== Given request ==
Exact repetition is required: output every record in full.
◆ ◆ ◆ ◆ ◆ ◆ ◆
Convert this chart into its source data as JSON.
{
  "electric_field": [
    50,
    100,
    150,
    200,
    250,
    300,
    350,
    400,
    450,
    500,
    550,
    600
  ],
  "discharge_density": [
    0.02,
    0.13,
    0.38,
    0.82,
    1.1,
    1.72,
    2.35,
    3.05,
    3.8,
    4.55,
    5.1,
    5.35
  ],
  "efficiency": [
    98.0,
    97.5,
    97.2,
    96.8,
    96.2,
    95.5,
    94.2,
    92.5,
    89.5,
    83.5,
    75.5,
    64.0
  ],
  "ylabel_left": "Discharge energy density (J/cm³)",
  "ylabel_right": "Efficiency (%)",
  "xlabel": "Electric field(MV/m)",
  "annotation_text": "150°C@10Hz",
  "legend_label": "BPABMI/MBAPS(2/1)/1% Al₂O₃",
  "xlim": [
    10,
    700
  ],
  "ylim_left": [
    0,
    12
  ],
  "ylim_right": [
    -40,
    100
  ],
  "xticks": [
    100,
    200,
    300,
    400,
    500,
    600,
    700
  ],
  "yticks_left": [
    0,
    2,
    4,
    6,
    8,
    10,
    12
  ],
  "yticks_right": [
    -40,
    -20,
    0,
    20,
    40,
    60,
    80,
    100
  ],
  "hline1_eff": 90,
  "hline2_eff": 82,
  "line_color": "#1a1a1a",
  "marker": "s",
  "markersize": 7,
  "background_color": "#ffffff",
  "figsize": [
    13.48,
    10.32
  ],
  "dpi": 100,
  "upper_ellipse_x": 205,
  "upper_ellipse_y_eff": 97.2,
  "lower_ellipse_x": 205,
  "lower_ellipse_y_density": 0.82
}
◆ ◆ ◆ ◆ ◆ ◆ ◆
== Exercise result ==
Convert this chart into its source data as JSON.
{
  "electric_field": [
    50,
    100,
    150,
    200,
    250,
    300,
    350,
    400,
    450,
    500,
    550,
    600
  ],
  "discharge_density": [
    0.02,
    0.13,
    0.38,
    0.82,
    1.1,
    1.72,
    2.35,
    3.05,
    3.8,
    4.55,
    5.1,
    5.35
  ],
  "efficiency": [
    98.0,
    97.5,
    97.2,
    96.8,
    96.2,
    95.5,
    94.2,
    92.5,
    89.5,
    83.5,
    75.5,
    64.0
  ],
  "ylabel_left": "Discharge energy density (J/cm³)",
  "ylabel_right": "Efficiency (%)",
  "xlabel": "Electric field(MV/m)",
  "annotation_text": "150°C@10Hz",
  "legend_label": "BPABMI/MBAPS(2/1)/1% Al₂O₃",
  "xlim": [
    10,
    700
  ],
  "ylim_left": [
    0,
    12
  ],
  "ylim_right": [
    -40,
    100
  ],
  "xticks": [
    100,
    200,
    300,
    400,
    500,
    600,
    700
  ],
  "yticks_left": [
    0,
    2,
    4,
    6,
    8,
    10,
    12
  ],
  "yticks_right": [
    -40,
    -20,
    0,
    20,
    40,
    60,
    80,
    100
  ],
  "hline1_eff": 90,
  "hline2_eff": 82,
  "line_color": "#1a1a1a",
  "marker": "s",
  "markersize": 7,
  "background_color": "#ffffff",
  "figsize": [
    13.48,
    10.32
  ],
  "dpi": 100,
  "upper_ellipse_x": 205,
  "upper_ellipse_y_eff": 97.2,
  "lower_ellipse_x": 205,
  "lower_ellipse_y_density": 0.82
}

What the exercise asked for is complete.